*Written exercise*: All of the data should be output character for character, except the pictures.

(Extracted records)
┄┄┄┄┄┄┄┄┄┄┄┄┄┄┄┄┄┄┄┄

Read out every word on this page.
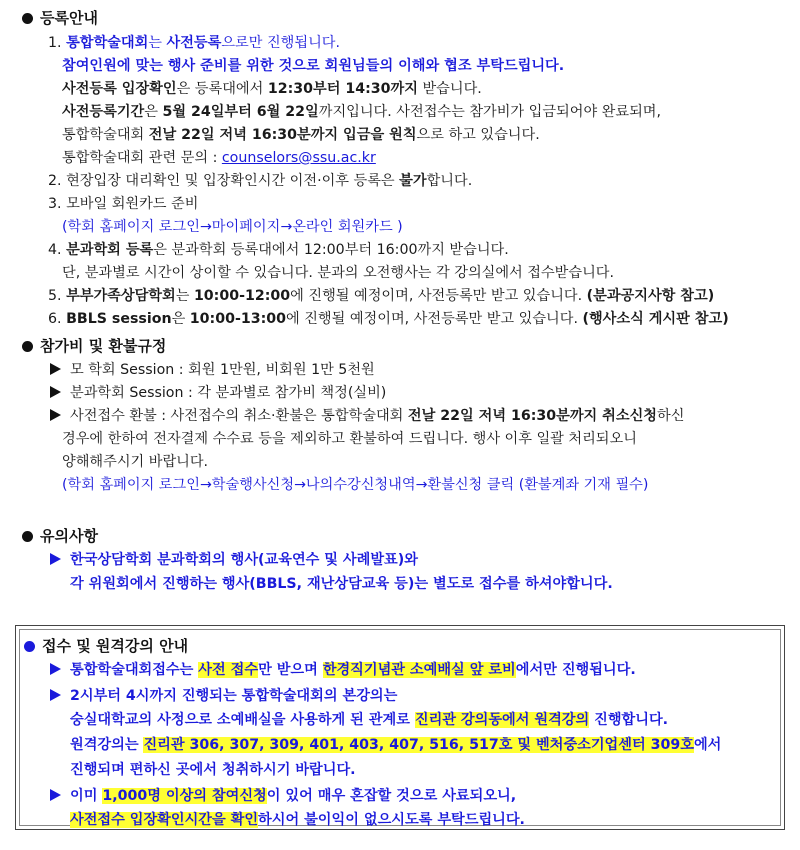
등록안내
1. 통합학술대회는 사전등록으로만 진행됩니다.
참여인원에 맞는 행사 준비를 위한 것으로 회원님들의 이해와 협조 부탁드립니다.
사전등록 입장확인은 등록대에서 12:30부터 14:30까지 받습니다.
사전등록기간은 5월 24일부터 6월 22일까지입니다. 사전접수는 참가비가 입금되어야 완료되며,
통합학술대회 전날 22일 저녁 16:30분까지 입금을 원칙으로 하고 있습니다.
통합학술대회 관련 문의 : counselors@ssu.ac.kr
2. 현장입장 대리확인 및 입장확인시간 이전·이후 등록은 불가합니다.
3. 모바일 회원카드 준비
(학회 홈페이지 로그인→마이페이지→온라인 회원카드 )
4. 분과학회 등록은 분과학회 등록대에서 12:00부터 16:00까지 받습니다.
단, 분과별로 시간이 상이할 수 있습니다. 분과의 오전행사는 각 강의실에서 접수받습니다.
5. 부부가족상담학회는 10:00-12:00에 진행될 예정이며, 사전등록만 받고 있습니다. (분과공지사항 참고)
6. BBLS session은 10:00-13:00에 진행될 예정이며, 사전등록만 받고 있습니다. (행사소식 게시판 참고)
참가비 및 환불규정
모 학회 Session : 회원 1만원, 비회원 1만 5천원
분과학회 Session : 각 분과별로 참가비 책정(실비)
사전접수 환불 : 사전접수의 취소·환불은 통합학술대회 전날 22일 저녁 16:30분까지 취소신청하신
경우에 한하여 전자결제 수수료 등을 제외하고 환불하여 드립니다. 행사 이후 일괄 처리되오니
양해해주시기 바랍니다.
(학회 홈페이지 로그인→학술행사신청→나의수강신청내역→환불신청 클릭 (환불계좌 기재 필수)
유의사항
한국상담학회 분과학회의 행사(교육연수 및 사례발표)와
각 위원회에서 진행하는 행사(BBLS, 재난상담교육 등)는 별도로 접수를 하셔야합니다.
접수 및 원격강의 안내
통합학술대회접수는 사전 접수만 받으며 한경직기념관 소예배실 앞 로비에서만 진행됩니다.
2시부터 4시까지 진행되는 통합학술대회의 본강의는
숭실대학교의 사정으로 소예배실을 사용하게 된 관계로 진리관 강의동에서 원격강의 진행합니다.
원격강의는 진리관 306, 307, 309, 401, 403, 407, 516, 517호 및 벤처중소기업센터 309호에서
진행되며 편하신 곳에서 청취하시기 바랍니다.
이미 1,000명 이상의 참여신청이 있어 매우 혼잡할 것으로 사료되오니,
사전접수 입장확인시간을 확인하시어 불이익이 없으시도록 부탁드립니다.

┄┄┄┄┄┄┄┄┄┄┄┄┄┄┄┄┄┄┄┄

*Exercise output*:
Read out every word on this page.
등록안내
1. 통합학술대회는 사전등록으로만 진행됩니다.
참여인원에 맞는 행사 준비를 위한 것으로 회원님들의 이해와 협조 부탁드립니다.
사전등록 입장확인은 등록대에서 12:30부터 14:30까지 받습니다.
사전등록기간은 5월 24일부터 6월 22일까지입니다. 사전접수는 참가비가 입금되어야 완료되며,
통합학술대회 전날 22일 저녁 16:30분까지 입금을 원칙으로 하고 있습니다.
통합학술대회 관련 문의 : counselors@ssu.ac.kr
2. 현장입장 대리확인 및 입장확인시간 이전·이후 등록은 불가합니다.
3. 모바일 회원카드 준비
(학회 홈페이지 로그인→마이페이지→온라인 회원카드 )
4. 분과학회 등록은 분과학회 등록대에서 12:00부터 16:00까지 받습니다.
단, 분과별로 시간이 상이할 수 있습니다. 분과의 오전행사는 각 강의실에서 접수받습니다.
5. 부부가족상담학회는 10:00-12:00에 진행될 예정이며, 사전등록만 받고 있습니다. (분과공지사항 참고)
6. BBLS session은 10:00-13:00에 진행될 예정이며, 사전등록만 받고 있습니다. (행사소식 게시판 참고)
참가비 및 환불규정
모 학회 Session : 회원 1만원, 비회원 1만 5천원
분과학회 Session : 각 분과별로 참가비 책정(실비)
사전접수 환불 : 사전접수의 취소·환불은 통합학술대회 전날 22일 저녁 16:30분까지 취소신청하신
경우에 한하여 전자결제 수수료 등을 제외하고 환불하여 드립니다. 행사 이후 일괄 처리되오니
양해해주시기 바랍니다.
(학회 홈페이지 로그인→학술행사신청→나의수강신청내역→환불신청 클릭 (환불계좌 기재 필수)
유의사항
한국상담학회 분과학회의 행사(교육연수 및 사례발표)와
각 위원회에서 진행하는 행사(BBLS, 재난상담교육 등)는 별도로 접수를 하셔야합니다.
접수 및 원격강의 안내
통합학술대회접수는 사전 접수만 받으며 한경직기념관 소예배실 앞 로비에서만 진행됩니다.
2시부터 4시까지 진행되는 통합학술대회의 본강의는
숭실대학교의 사정으로 소예배실을 사용하게 된 관계로 진리관 강의동에서 원격강의 진행합니다.
원격강의는 진리관 306, 307, 309, 401, 403, 407, 516, 517호 및 벤처중소기업센터 309호에서
진행되며 편하신 곳에서 청취하시기 바랍니다.
이미 1,000명 이상의 참여신청이 있어 매우 혼잡할 것으로 사료되오니,
사전접수 입장확인시간을 확인하시어 불이익이 없으시도록 부탁드립니다.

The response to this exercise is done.